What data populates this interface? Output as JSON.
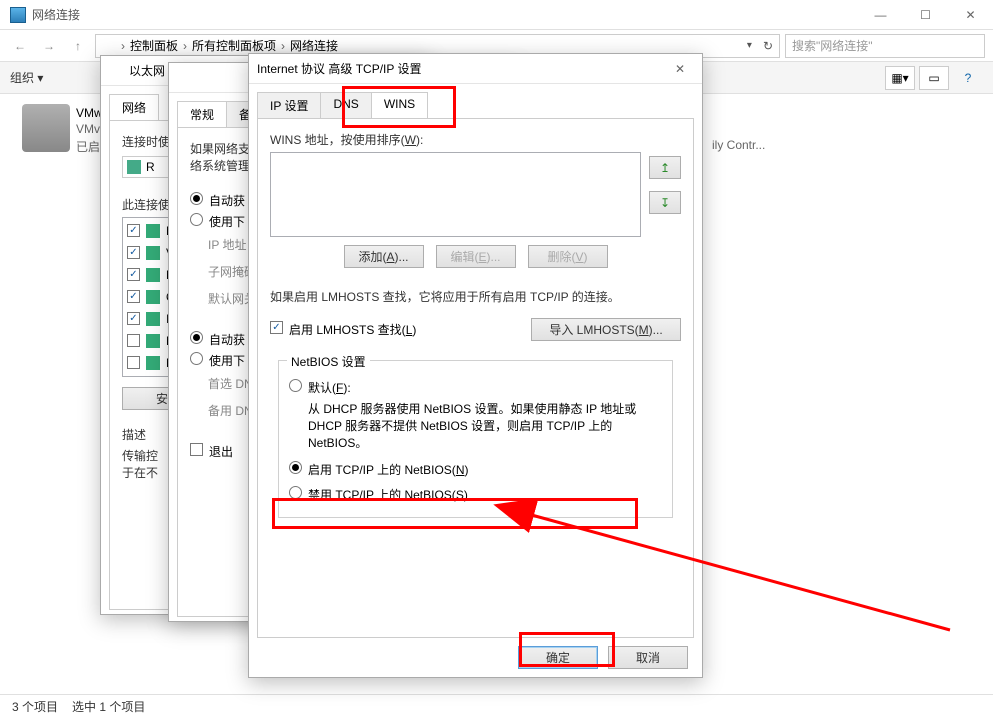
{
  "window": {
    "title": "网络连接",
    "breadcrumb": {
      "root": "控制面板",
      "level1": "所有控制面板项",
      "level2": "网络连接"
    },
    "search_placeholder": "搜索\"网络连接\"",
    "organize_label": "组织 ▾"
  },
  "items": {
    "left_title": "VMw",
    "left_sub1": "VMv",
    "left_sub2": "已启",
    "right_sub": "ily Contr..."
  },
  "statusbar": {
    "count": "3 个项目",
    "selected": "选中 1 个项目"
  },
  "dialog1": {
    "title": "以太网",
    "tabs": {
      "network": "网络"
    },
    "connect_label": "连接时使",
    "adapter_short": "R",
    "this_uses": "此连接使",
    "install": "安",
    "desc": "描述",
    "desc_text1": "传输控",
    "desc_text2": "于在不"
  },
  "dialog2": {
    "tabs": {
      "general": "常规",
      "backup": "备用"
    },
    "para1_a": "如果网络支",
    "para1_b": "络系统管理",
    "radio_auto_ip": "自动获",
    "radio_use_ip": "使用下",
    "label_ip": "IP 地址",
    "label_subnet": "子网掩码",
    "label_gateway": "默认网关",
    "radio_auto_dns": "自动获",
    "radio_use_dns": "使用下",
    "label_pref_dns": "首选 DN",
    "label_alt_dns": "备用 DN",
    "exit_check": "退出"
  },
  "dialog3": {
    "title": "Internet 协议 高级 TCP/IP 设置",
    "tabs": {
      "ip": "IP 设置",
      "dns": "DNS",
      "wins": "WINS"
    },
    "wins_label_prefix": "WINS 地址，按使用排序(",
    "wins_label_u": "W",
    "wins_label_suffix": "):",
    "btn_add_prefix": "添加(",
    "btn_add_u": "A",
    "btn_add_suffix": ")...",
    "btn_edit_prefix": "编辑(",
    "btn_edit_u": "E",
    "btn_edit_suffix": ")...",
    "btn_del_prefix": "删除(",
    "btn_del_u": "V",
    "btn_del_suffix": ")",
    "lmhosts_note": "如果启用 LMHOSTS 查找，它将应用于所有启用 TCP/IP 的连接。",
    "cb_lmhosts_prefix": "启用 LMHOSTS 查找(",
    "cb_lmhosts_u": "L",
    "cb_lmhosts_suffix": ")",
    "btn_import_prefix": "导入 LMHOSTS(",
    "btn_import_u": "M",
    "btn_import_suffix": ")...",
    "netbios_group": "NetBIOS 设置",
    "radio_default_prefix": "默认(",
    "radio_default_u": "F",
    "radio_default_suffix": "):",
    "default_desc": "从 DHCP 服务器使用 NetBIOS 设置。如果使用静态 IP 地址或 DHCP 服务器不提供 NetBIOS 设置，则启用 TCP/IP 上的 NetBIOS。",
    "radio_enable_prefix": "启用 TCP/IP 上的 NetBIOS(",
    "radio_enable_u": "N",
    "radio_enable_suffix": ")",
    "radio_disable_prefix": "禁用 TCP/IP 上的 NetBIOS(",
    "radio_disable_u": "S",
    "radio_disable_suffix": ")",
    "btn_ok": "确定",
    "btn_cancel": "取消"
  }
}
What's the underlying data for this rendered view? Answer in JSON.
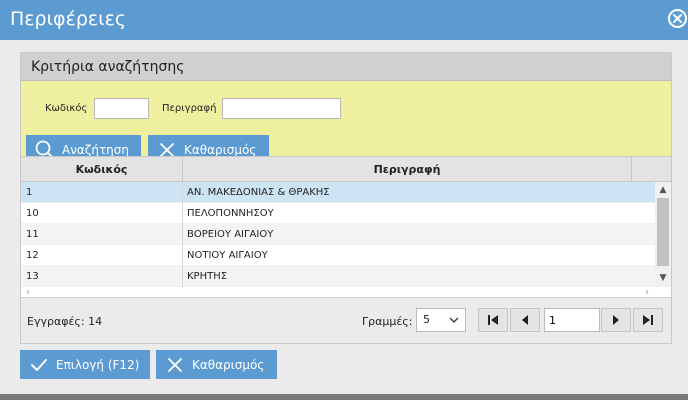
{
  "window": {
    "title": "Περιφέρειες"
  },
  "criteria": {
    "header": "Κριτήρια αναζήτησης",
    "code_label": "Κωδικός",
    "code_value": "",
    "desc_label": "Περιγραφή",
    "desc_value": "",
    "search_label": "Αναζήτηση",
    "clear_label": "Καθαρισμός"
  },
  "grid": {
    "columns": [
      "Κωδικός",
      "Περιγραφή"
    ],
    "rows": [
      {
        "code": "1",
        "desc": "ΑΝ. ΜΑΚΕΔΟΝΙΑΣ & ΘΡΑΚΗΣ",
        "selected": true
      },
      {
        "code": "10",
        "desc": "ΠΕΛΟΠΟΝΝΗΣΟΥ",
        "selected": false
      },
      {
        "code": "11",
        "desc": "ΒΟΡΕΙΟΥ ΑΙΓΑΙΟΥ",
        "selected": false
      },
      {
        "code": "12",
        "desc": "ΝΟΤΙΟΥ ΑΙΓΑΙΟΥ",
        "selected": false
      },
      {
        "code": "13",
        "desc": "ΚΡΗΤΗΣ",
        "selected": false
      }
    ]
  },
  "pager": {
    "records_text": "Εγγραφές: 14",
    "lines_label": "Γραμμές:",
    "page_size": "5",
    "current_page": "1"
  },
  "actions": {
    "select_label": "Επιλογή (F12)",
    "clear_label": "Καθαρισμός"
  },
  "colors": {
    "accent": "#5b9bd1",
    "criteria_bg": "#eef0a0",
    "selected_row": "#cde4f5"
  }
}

::::::::::

◆ Do this
Exactly reproduce the lines beginning at the one that contains "What's the underlying" and ending at the final line of the material, with the pictures left out.

◆ Written reply
What's the underlying data for this rendered view? Answer in JSON.
{
  "window": {
    "title": "Περιφέρειες"
  },
  "criteria": {
    "header": "Κριτήρια αναζήτησης",
    "code_label": "Κωδικός",
    "code_value": "",
    "desc_label": "Περιγραφή",
    "desc_value": "",
    "search_label": "Αναζήτηση",
    "clear_label": "Καθαρισμός"
  },
  "grid": {
    "columns": [
      "Κωδικός",
      "Περιγραφή"
    ],
    "rows": [
      {
        "code": "1",
        "desc": "ΑΝ. ΜΑΚΕΔΟΝΙΑΣ & ΘΡΑΚΗΣ",
        "selected": true
      },
      {
        "code": "10",
        "desc": "ΠΕΛΟΠΟΝΝΗΣΟΥ",
        "selected": false
      },
      {
        "code": "11",
        "desc": "ΒΟΡΕΙΟΥ ΑΙΓΑΙΟΥ",
        "selected": false
      },
      {
        "code": "12",
        "desc": "ΝΟΤΙΟΥ ΑΙΓΑΙΟΥ",
        "selected": false
      },
      {
        "code": "13",
        "desc": "ΚΡΗΤΗΣ",
        "selected": false
      }
    ]
  },
  "pager": {
    "records_text": "Εγγραφές: 14",
    "lines_label": "Γραμμές:",
    "page_size": "5",
    "current_page": "1"
  },
  "actions": {
    "select_label": "Επιλογή (F12)",
    "clear_label": "Καθαρισμός"
  },
  "colors": {
    "accent": "#5b9bd1",
    "criteria_bg": "#eef0a0",
    "selected_row": "#cde4f5"
  }
}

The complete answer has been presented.